▶ What you are asked to do
Transcribe the lines exactly, beginning with the one that contains "Serialize everything readable" and ending with the final line of the records. Do not transcribe pictures.

Records from a data collection
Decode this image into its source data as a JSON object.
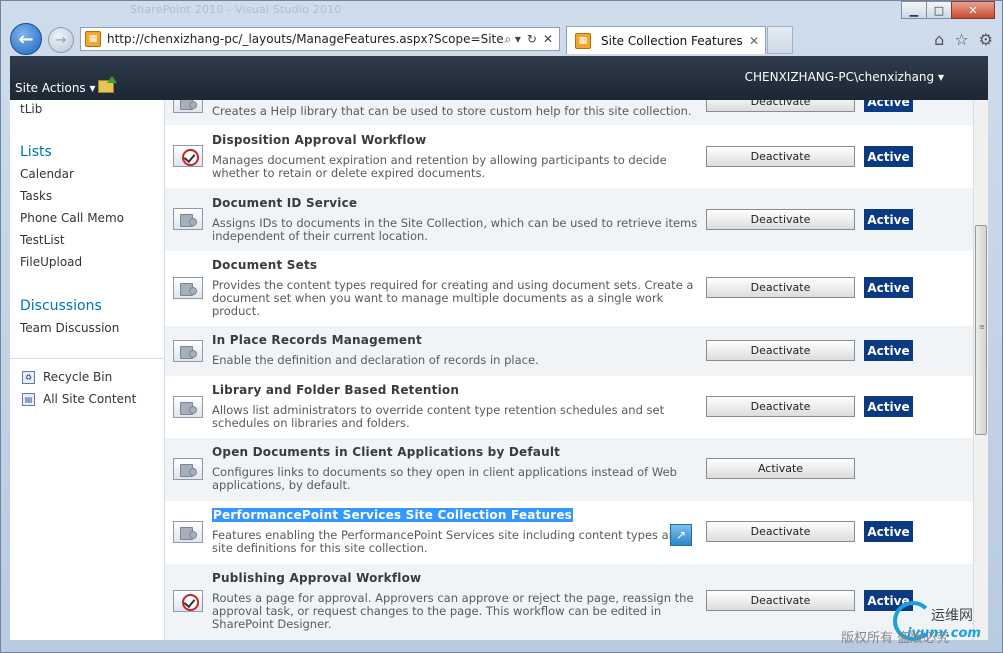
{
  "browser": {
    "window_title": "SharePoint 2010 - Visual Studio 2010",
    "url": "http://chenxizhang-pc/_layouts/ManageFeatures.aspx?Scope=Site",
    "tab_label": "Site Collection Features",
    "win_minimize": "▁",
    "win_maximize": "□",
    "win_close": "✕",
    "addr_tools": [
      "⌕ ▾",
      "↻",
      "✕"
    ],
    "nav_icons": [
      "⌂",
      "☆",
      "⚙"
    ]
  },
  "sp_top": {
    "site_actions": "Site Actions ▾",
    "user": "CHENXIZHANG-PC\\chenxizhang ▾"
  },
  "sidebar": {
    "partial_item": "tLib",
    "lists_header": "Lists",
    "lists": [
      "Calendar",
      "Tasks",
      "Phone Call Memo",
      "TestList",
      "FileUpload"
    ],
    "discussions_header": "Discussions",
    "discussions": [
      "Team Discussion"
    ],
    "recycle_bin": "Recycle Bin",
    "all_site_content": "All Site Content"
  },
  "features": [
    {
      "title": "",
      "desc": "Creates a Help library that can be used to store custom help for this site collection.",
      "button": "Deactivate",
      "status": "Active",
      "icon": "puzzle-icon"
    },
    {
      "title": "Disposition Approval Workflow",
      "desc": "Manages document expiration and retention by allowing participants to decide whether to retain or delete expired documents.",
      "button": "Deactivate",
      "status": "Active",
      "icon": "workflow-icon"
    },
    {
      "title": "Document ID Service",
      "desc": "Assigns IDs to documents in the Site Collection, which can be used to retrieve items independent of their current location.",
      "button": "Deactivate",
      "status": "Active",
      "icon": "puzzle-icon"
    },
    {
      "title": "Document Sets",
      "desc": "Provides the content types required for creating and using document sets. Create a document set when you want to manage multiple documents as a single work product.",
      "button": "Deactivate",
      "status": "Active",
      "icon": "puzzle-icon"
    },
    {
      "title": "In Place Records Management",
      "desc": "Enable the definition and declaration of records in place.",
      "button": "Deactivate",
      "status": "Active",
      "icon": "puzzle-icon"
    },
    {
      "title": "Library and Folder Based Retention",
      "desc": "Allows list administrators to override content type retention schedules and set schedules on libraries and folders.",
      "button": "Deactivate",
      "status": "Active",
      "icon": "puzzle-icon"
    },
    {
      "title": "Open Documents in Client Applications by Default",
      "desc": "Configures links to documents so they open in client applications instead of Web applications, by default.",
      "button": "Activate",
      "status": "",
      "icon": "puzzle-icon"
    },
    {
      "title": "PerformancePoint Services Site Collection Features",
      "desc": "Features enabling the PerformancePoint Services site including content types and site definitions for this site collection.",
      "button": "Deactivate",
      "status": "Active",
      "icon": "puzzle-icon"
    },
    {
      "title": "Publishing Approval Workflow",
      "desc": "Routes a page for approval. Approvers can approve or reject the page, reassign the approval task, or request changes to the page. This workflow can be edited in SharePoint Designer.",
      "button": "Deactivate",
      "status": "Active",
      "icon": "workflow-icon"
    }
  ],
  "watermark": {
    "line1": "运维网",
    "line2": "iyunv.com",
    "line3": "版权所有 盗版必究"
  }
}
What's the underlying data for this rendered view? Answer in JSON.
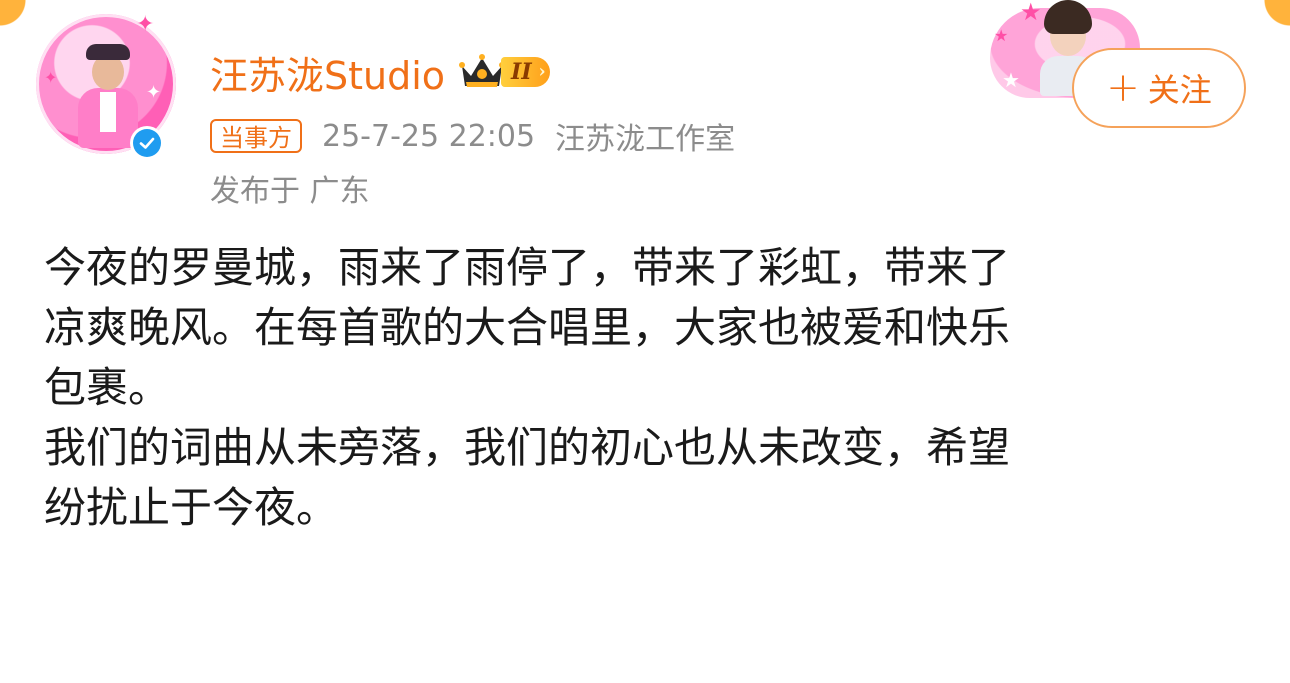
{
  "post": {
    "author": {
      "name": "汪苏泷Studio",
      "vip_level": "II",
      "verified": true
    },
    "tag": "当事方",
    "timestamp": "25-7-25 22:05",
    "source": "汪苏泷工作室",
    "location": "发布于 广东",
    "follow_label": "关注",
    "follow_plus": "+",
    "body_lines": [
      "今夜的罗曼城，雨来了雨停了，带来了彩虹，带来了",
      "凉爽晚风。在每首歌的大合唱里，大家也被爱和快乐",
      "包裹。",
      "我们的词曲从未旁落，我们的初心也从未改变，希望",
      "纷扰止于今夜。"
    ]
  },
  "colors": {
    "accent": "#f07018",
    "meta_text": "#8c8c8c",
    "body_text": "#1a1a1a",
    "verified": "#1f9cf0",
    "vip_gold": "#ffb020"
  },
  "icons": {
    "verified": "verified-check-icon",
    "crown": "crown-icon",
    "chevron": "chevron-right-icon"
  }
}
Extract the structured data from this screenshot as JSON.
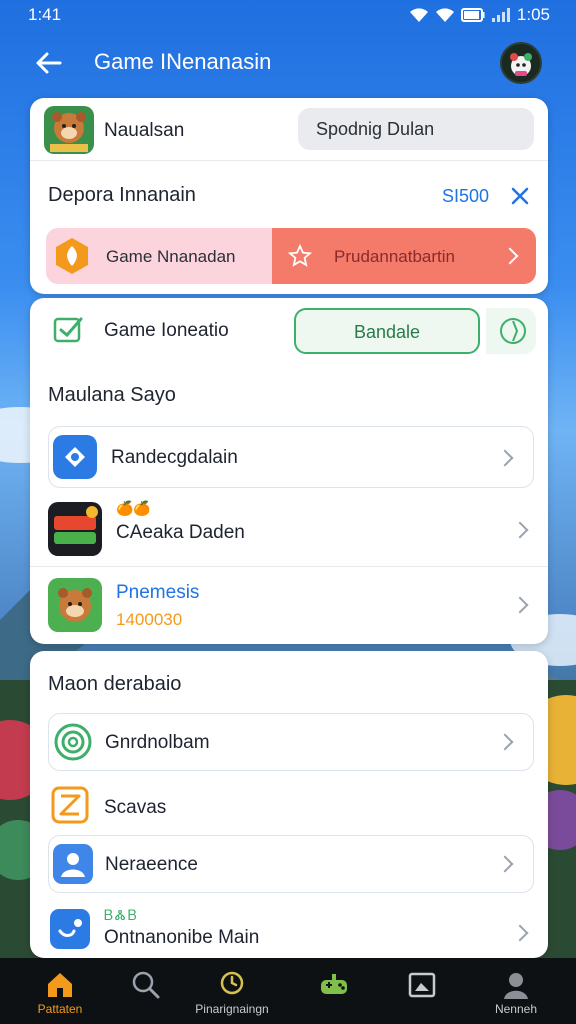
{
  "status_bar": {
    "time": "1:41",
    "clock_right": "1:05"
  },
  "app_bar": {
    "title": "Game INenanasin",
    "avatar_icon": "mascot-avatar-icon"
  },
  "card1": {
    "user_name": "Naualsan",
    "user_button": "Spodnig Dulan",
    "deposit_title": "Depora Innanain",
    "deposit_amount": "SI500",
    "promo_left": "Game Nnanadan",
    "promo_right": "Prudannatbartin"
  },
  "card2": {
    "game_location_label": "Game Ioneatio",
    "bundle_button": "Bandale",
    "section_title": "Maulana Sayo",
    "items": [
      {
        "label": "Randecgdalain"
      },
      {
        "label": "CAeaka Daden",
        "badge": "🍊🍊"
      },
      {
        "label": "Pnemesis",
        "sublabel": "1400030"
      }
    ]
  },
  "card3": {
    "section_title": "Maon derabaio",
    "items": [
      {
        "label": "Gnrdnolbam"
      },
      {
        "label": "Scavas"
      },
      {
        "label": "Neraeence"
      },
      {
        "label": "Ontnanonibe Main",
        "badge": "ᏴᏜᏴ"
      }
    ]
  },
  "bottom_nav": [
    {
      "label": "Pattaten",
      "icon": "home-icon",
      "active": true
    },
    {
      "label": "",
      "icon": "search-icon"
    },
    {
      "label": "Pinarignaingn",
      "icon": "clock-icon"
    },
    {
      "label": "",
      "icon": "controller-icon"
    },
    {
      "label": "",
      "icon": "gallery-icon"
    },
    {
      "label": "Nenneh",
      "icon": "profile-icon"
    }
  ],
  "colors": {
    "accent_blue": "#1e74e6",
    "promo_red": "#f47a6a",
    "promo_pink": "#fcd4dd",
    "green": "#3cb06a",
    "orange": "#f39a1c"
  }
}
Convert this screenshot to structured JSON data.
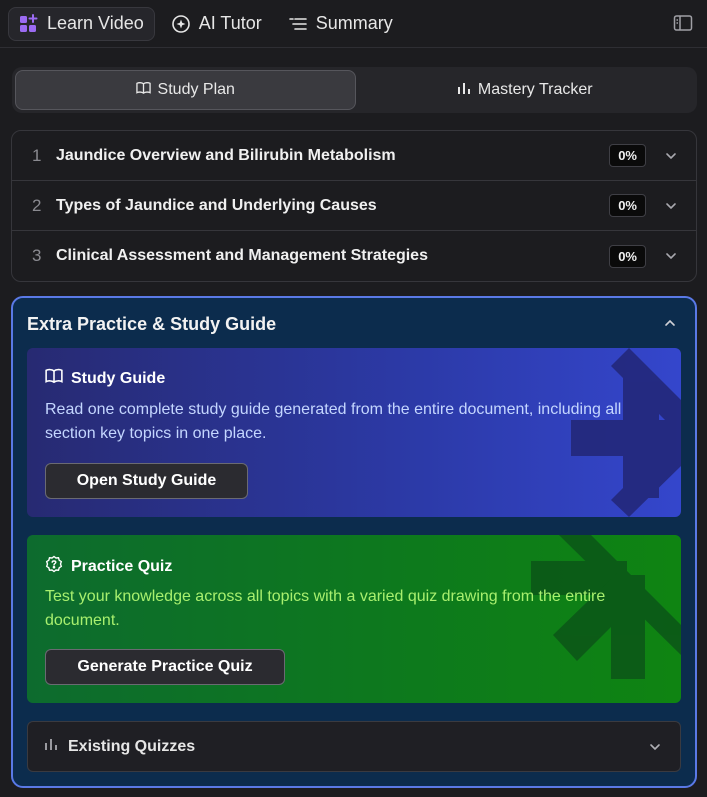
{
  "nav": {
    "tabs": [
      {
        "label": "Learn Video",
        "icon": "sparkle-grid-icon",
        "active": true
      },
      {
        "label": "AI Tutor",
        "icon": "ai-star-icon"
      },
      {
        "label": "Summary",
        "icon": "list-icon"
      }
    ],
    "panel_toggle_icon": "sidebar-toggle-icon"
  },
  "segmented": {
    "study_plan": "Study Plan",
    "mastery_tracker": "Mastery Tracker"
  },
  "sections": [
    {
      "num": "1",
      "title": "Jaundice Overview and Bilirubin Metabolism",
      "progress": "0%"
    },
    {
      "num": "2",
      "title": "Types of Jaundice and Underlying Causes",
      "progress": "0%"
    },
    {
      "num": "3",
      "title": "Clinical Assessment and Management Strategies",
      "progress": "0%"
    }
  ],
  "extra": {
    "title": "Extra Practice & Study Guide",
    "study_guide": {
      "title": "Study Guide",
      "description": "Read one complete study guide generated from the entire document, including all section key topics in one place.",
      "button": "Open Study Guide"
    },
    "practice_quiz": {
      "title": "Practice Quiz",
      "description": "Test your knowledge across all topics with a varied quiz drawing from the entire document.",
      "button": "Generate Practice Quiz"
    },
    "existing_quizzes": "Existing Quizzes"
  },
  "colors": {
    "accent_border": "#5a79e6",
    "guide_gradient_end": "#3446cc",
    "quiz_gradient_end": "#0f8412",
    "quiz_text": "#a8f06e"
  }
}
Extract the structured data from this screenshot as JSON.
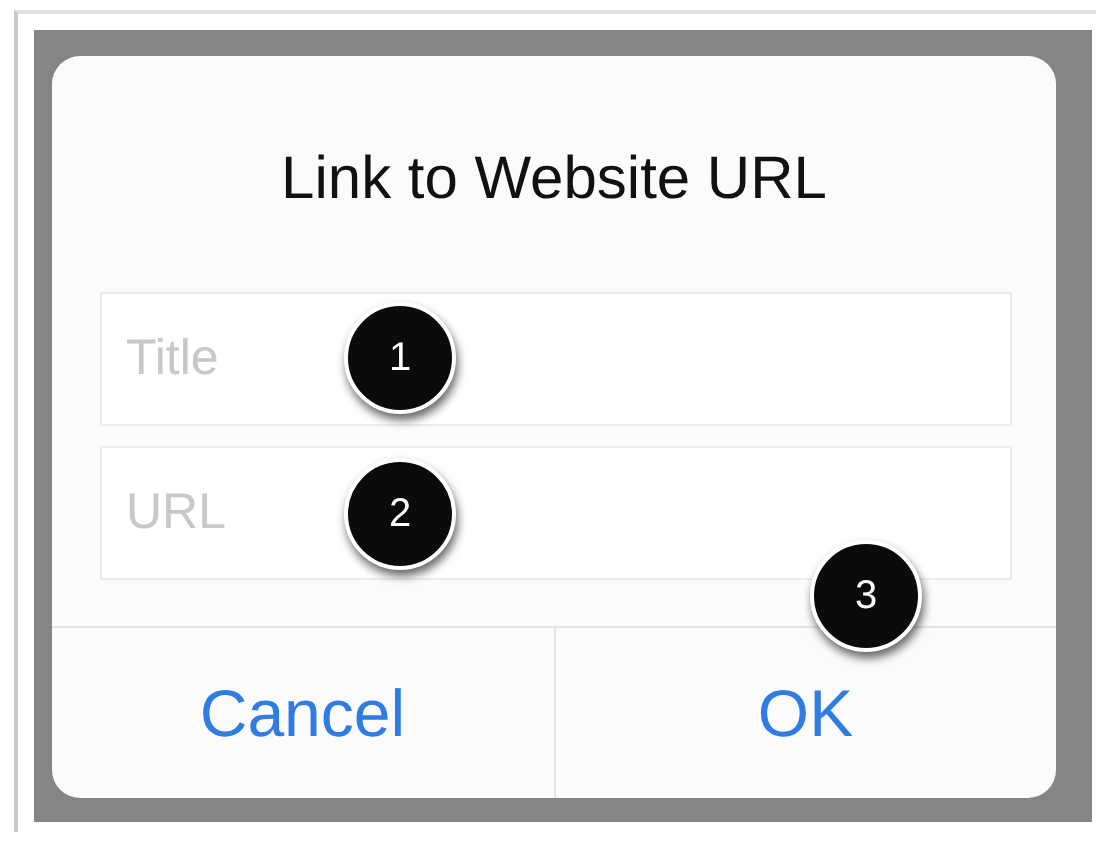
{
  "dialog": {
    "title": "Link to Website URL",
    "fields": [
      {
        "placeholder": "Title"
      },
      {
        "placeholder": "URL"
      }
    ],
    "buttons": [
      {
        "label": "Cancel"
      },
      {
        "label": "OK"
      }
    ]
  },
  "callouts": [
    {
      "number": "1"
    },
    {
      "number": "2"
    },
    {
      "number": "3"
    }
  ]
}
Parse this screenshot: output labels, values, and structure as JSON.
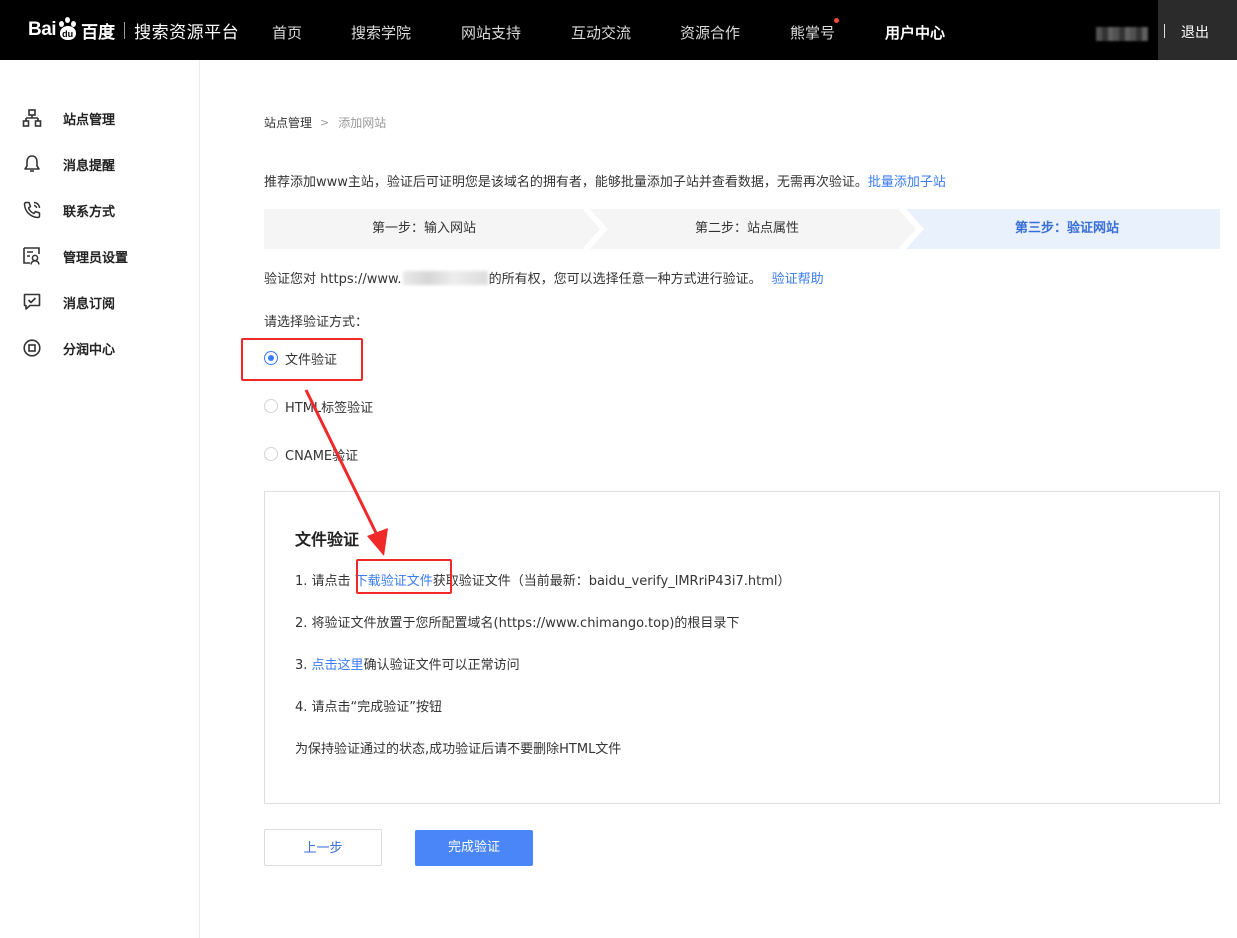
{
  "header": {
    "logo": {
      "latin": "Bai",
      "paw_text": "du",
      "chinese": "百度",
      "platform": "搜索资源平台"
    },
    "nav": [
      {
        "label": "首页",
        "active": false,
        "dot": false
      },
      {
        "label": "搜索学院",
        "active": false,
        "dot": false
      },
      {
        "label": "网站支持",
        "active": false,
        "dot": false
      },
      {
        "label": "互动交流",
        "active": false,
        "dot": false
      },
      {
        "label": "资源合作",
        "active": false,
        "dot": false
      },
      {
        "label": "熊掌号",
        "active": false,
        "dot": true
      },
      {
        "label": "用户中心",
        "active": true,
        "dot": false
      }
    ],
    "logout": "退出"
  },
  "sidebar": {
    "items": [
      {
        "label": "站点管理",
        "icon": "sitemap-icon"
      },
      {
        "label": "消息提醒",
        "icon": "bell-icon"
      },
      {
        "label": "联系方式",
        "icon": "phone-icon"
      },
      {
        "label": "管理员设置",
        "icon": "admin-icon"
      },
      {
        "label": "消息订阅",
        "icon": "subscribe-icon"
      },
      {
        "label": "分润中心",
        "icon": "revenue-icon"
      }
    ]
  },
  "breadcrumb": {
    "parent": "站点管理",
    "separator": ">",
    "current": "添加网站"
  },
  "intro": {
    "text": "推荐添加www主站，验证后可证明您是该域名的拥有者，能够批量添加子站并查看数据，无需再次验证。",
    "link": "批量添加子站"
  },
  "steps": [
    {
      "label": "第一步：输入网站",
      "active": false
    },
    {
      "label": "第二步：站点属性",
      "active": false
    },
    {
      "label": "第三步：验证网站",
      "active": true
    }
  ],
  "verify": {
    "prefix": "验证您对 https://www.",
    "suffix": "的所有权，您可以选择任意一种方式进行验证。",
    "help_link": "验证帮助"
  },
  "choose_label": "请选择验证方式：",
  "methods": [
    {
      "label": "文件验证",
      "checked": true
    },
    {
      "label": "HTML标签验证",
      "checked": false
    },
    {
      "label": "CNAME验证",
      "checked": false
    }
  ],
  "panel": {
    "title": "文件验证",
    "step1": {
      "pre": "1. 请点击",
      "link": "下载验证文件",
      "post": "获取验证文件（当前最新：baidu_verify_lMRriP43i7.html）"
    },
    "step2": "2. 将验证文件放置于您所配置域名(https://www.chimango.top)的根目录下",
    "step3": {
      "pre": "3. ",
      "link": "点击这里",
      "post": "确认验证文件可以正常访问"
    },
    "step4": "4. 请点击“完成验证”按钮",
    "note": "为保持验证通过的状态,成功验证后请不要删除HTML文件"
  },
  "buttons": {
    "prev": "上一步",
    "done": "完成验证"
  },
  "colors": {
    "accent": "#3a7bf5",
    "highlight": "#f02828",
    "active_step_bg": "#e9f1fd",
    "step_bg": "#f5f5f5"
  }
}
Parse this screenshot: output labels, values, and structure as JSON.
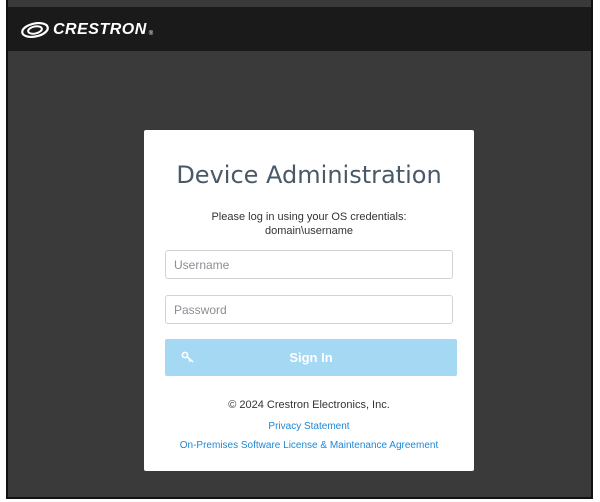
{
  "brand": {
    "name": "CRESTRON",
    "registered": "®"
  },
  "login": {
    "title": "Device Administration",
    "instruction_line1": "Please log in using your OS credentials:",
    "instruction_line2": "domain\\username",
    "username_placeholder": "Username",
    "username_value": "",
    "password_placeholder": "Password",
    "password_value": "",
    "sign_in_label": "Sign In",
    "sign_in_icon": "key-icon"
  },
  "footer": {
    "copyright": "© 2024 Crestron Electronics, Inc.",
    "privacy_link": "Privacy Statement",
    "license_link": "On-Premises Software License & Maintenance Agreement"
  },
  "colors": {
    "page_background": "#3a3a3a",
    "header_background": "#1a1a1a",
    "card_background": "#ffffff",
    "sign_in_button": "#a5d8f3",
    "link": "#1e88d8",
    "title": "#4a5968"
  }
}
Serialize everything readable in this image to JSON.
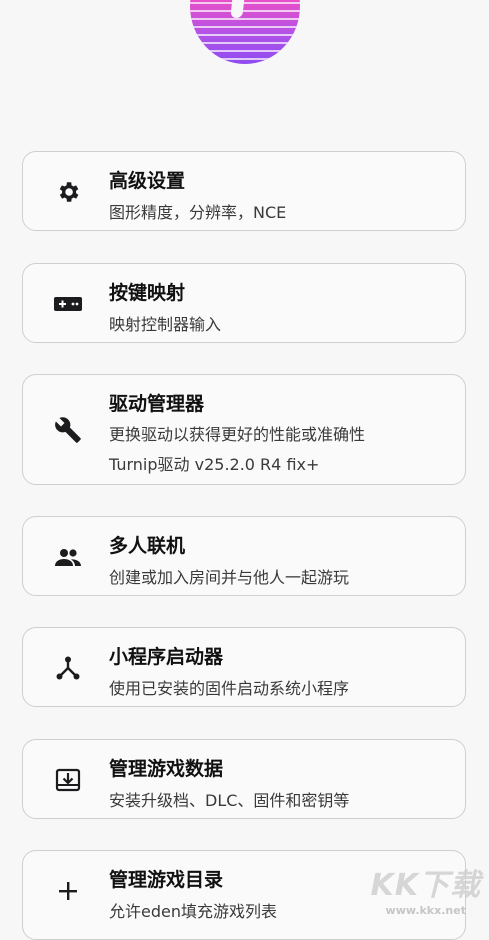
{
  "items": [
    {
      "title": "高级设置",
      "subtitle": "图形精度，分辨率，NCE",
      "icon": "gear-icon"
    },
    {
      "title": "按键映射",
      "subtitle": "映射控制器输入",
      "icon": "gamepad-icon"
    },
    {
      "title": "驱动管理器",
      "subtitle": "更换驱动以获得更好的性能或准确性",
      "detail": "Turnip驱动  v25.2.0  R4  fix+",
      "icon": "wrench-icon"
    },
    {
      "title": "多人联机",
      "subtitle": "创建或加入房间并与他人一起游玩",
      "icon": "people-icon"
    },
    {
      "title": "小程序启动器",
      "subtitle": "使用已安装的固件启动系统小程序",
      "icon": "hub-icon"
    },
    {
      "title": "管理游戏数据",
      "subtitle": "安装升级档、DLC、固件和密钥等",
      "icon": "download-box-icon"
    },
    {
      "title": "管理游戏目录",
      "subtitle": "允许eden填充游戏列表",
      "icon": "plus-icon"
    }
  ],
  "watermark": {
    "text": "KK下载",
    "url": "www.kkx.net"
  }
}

▶ Exercise output
Serialize everything readable in this image to JSON.
{
  "items": [
    {
      "title": "高级设置",
      "subtitle": "图形精度，分辨率，NCE",
      "icon": "gear-icon"
    },
    {
      "title": "按键映射",
      "subtitle": "映射控制器输入",
      "icon": "gamepad-icon"
    },
    {
      "title": "驱动管理器",
      "subtitle": "更换驱动以获得更好的性能或准确性",
      "detail": "Turnip驱动  v25.2.0  R4  fix+",
      "icon": "wrench-icon"
    },
    {
      "title": "多人联机",
      "subtitle": "创建或加入房间并与他人一起游玩",
      "icon": "people-icon"
    },
    {
      "title": "小程序启动器",
      "subtitle": "使用已安装的固件启动系统小程序",
      "icon": "hub-icon"
    },
    {
      "title": "管理游戏数据",
      "subtitle": "安装升级档、DLC、固件和密钥等",
      "icon": "download-box-icon"
    },
    {
      "title": "管理游戏目录",
      "subtitle": "允许eden填充游戏列表",
      "icon": "plus-icon"
    }
  ],
  "watermark": {
    "text": "KK下载",
    "url": "www.kkx.net"
  }
}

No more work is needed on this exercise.